▸ Task goal
All of the material below is to be repeated exactly.

▸ Record set
☆ ☆ ☆
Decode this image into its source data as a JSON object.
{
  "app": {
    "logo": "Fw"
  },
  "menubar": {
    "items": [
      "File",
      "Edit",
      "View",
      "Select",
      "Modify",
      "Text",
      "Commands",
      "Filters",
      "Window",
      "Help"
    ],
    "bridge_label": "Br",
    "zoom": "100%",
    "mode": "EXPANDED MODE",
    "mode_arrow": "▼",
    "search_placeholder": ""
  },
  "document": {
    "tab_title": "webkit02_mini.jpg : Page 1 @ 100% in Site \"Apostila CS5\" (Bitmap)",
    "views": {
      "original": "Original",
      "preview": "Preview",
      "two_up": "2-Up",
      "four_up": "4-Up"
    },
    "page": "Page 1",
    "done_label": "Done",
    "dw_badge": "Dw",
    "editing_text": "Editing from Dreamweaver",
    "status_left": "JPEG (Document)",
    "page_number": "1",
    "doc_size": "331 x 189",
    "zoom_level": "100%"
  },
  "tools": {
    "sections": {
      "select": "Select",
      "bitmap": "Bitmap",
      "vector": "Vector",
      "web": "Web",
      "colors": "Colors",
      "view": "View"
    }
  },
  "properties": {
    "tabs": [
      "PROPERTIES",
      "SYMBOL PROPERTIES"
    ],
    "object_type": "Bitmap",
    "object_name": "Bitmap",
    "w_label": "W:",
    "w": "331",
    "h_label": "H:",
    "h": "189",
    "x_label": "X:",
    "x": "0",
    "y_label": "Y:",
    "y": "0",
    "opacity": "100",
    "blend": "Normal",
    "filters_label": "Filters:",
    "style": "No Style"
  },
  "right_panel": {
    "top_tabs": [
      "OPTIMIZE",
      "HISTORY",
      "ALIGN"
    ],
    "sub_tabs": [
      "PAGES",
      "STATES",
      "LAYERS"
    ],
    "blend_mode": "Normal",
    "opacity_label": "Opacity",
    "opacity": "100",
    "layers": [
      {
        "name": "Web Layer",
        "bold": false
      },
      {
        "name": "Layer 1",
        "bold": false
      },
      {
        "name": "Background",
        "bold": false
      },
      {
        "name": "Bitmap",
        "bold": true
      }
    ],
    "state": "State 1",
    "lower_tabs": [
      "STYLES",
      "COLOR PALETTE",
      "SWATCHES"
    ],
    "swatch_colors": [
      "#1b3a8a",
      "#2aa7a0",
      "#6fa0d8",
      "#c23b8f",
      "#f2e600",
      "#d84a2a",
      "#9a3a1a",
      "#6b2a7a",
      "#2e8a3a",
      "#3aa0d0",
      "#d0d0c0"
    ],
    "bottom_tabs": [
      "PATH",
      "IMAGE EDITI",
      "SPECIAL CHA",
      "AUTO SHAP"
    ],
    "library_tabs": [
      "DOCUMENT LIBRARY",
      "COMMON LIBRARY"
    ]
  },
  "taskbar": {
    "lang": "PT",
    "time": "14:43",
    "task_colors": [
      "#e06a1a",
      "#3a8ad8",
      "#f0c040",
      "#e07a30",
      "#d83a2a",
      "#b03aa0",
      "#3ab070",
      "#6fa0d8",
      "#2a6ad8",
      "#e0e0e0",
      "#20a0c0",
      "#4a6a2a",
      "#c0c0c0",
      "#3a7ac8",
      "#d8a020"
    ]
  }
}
☆ ☆ ☆
▸ Answer to this exercise
Decode this image into its source data as a JSON object.
{
  "app": {
    "logo": "Fw"
  },
  "menubar": {
    "items": [
      "File",
      "Edit",
      "View",
      "Select",
      "Modify",
      "Text",
      "Commands",
      "Filters",
      "Window",
      "Help"
    ],
    "bridge_label": "Br",
    "zoom": "100%",
    "mode": "EXPANDED MODE",
    "mode_arrow": "▼",
    "search_placeholder": ""
  },
  "document": {
    "tab_title": "webkit02_mini.jpg : Page 1 @ 100% in Site \"Apostila CS5\" (Bitmap)",
    "views": {
      "original": "Original",
      "preview": "Preview",
      "two_up": "2-Up",
      "four_up": "4-Up"
    },
    "page": "Page 1",
    "done_label": "Done",
    "dw_badge": "Dw",
    "editing_text": "Editing from Dreamweaver",
    "status_left": "JPEG (Document)",
    "page_number": "1",
    "doc_size": "331 x 189",
    "zoom_level": "100%"
  },
  "tools": {
    "sections": {
      "select": "Select",
      "bitmap": "Bitmap",
      "vector": "Vector",
      "web": "Web",
      "colors": "Colors",
      "view": "View"
    }
  },
  "properties": {
    "tabs": [
      "PROPERTIES",
      "SYMBOL PROPERTIES"
    ],
    "object_type": "Bitmap",
    "object_name": "Bitmap",
    "w_label": "W:",
    "w": "331",
    "h_label": "H:",
    "h": "189",
    "x_label": "X:",
    "x": "0",
    "y_label": "Y:",
    "y": "0",
    "opacity": "100",
    "blend": "Normal",
    "filters_label": "Filters:",
    "style": "No Style"
  },
  "right_panel": {
    "top_tabs": [
      "OPTIMIZE",
      "HISTORY",
      "ALIGN"
    ],
    "sub_tabs": [
      "PAGES",
      "STATES",
      "LAYERS"
    ],
    "blend_mode": "Normal",
    "opacity_label": "Opacity",
    "opacity": "100",
    "layers": [
      {
        "name": "Web Layer",
        "bold": false
      },
      {
        "name": "Layer 1",
        "bold": false
      },
      {
        "name": "Background",
        "bold": false
      },
      {
        "name": "Bitmap",
        "bold": true
      }
    ],
    "state": "State 1",
    "lower_tabs": [
      "STYLES",
      "COLOR PALETTE",
      "SWATCHES"
    ],
    "swatch_colors": [
      "#1b3a8a",
      "#2aa7a0",
      "#6fa0d8",
      "#c23b8f",
      "#f2e600",
      "#d84a2a",
      "#9a3a1a",
      "#6b2a7a",
      "#2e8a3a",
      "#3aa0d0",
      "#d0d0c0"
    ],
    "bottom_tabs": [
      "PATH",
      "IMAGE EDITI",
      "SPECIAL CHA",
      "AUTO SHAP"
    ],
    "library_tabs": [
      "DOCUMENT LIBRARY",
      "COMMON LIBRARY"
    ]
  },
  "taskbar": {
    "lang": "PT",
    "time": "14:43",
    "task_colors": [
      "#e06a1a",
      "#3a8ad8",
      "#f0c040",
      "#e07a30",
      "#d83a2a",
      "#b03aa0",
      "#3ab070",
      "#6fa0d8",
      "#2a6ad8",
      "#e0e0e0",
      "#20a0c0",
      "#4a6a2a",
      "#c0c0c0",
      "#3a7ac8",
      "#d8a020"
    ]
  }
}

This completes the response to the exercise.